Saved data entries
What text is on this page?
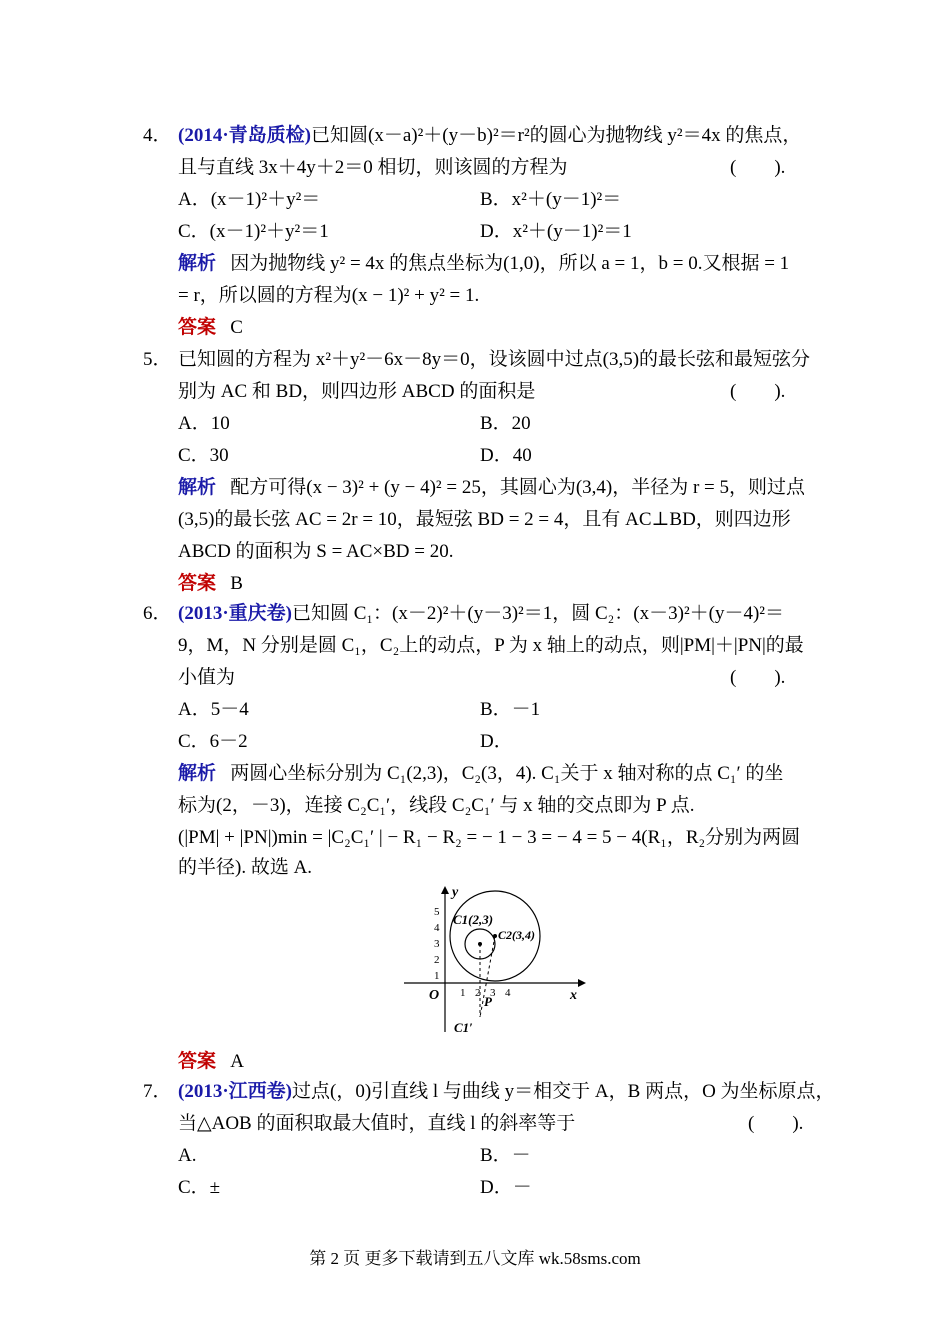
4． (2014·青岛质检)已知圆(x－a)²＋(y－b)²＝r²的圆心为抛物线 y²＝4x 的焦点，
且与直线 3x＋4y＋2＝0 相切，则该圆的方程为	(　　).
A．(x－1)²＋y²＝	B．x²＋(y－1)²＝
C．(x－1)²＋y²＝1	D．x²＋(y－1)²＝1
解析 因为抛物线 y² = 4x 的焦点坐标为(1,0)，所以 a = 1，b = 0.又根据 = 1
= r，所以圆的方程为(x − 1)² + y² = 1.
答案 C
5． 已知圆的方程为 x²＋y²－6x－8y＝0，设该圆中过点(3,5)的最长弦和最短弦分
别为 AC 和 BD，则四边形 ABCD 的面积是	(　　).
A．10	B．20
C．30	D．40
解析 配方可得(x − 3)² + (y − 4)² = 25，其圆心为(3,4)，半径为 r = 5，则过点
(3,5)的最长弦 AC = 2r = 10，最短弦 BD = 2 = 4，且有 AC⊥BD，则四边形
ABCD 的面积为 S = AC×BD = 20.
答案 B
6． (2013·重庆卷)已知圆 C₁：(x－2)²＋(y－3)²＝1，圆 C₂：(x－3)²＋(y－4)²＝
9，M，N 分别是圆 C₁，C₂上的动点，P 为 x 轴上的动点，则|PM|＋|PN|的最
小值为	(　　).
A．5－4	B．－1
C．6－2	D．
解析 两圆心坐标分别为 C₁(2,3)，C₂(3，4). C₁关于 x 轴对称的点 C₁′ 的坐
标为(2，－3)，连接 C₂C₁′，线段 C₂C₁′ 与 x 轴的交点即为 P 点.
(|PM| + |PN|)min = |C₂C₁′ | − R₁ − R₂ = − 1 − 3 = − 4 = 5 − 4(R₁，R₂分别为两圆
的半径). 故选 A.
y
x
O
5
4
3
2
1
1 2 3 4
C1(2,3)
C2(3,4)
P
C1′
答案 A
7． (2013·江西卷)过点(，0)引直线 l 与曲线 y＝相交于 A，B 两点，O 为坐标原点，
当△AOB 的面积取最大值时，直线 l 的斜率等于	(　　).
A.	B．－
C．±	D．－
第 2 页 更多下载请到五八文库 wk.58sms.com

Problem details:
Print all of the entries word for word. Skip any images they contain.

Output below:
What text is on this page?
4． (2014·青岛质检)已知圆(x－a)²＋(y－b)²＝r²的圆心为抛物线 y²＝4x 的焦点，
且与直线 3x＋4y＋2＝0 相切，则该圆的方程为	(　　).
A．(x－1)²＋y²＝	B．x²＋(y－1)²＝
C．(x－1)²＋y²＝1	D．x²＋(y－1)²＝1
解析 因为抛物线 y² = 4x 的焦点坐标为(1,0)，所以 a = 1，b = 0.又根据 = 1
= r，所以圆的方程为(x − 1)² + y² = 1.
答案 C
5． 已知圆的方程为 x²＋y²－6x－8y＝0，设该圆中过点(3,5)的最长弦和最短弦分
别为 AC 和 BD，则四边形 ABCD 的面积是	(　　).
A．10	B．20
C．30	D．40
解析 配方可得(x − 3)² + (y − 4)² = 25，其圆心为(3,4)，半径为 r = 5，则过点
(3,5)的最长弦 AC = 2r = 10，最短弦 BD = 2 = 4，且有 AC⊥BD，则四边形
ABCD 的面积为 S = AC×BD = 20.
答案 B
6． (2013·重庆卷)已知圆 C₁：(x－2)²＋(y－3)²＝1，圆 C₂：(x－3)²＋(y－4)²＝
9，M，N 分别是圆 C₁，C₂上的动点，P 为 x 轴上的动点，则|PM|＋|PN|的最
小值为	(　　).
A．5－4	B．－1
C．6－2	D．
解析 两圆心坐标分别为 C₁(2,3)，C₂(3，4). C₁关于 x 轴对称的点 C₁′ 的坐
标为(2，－3)，连接 C₂C₁′，线段 C₂C₁′ 与 x 轴的交点即为 P 点.
(|PM| + |PN|)min = |C₂C₁′ | − R₁ − R₂ = − 1 − 3 = − 4 = 5 − 4(R₁，R₂分别为两圆
的半径). 故选 A.
y
x
O
5
4
3
2
1
1 2 3 4
C1(2,3)
C2(3,4)
P
C1′
答案 A
7． (2013·江西卷)过点(，0)引直线 l 与曲线 y＝相交于 A，B 两点，O 为坐标原点，
当△AOB 的面积取最大值时，直线 l 的斜率等于	(　　).
A.	B．－
C．±	D．－
第 2 页 更多下载请到五八文库 wk.58sms.com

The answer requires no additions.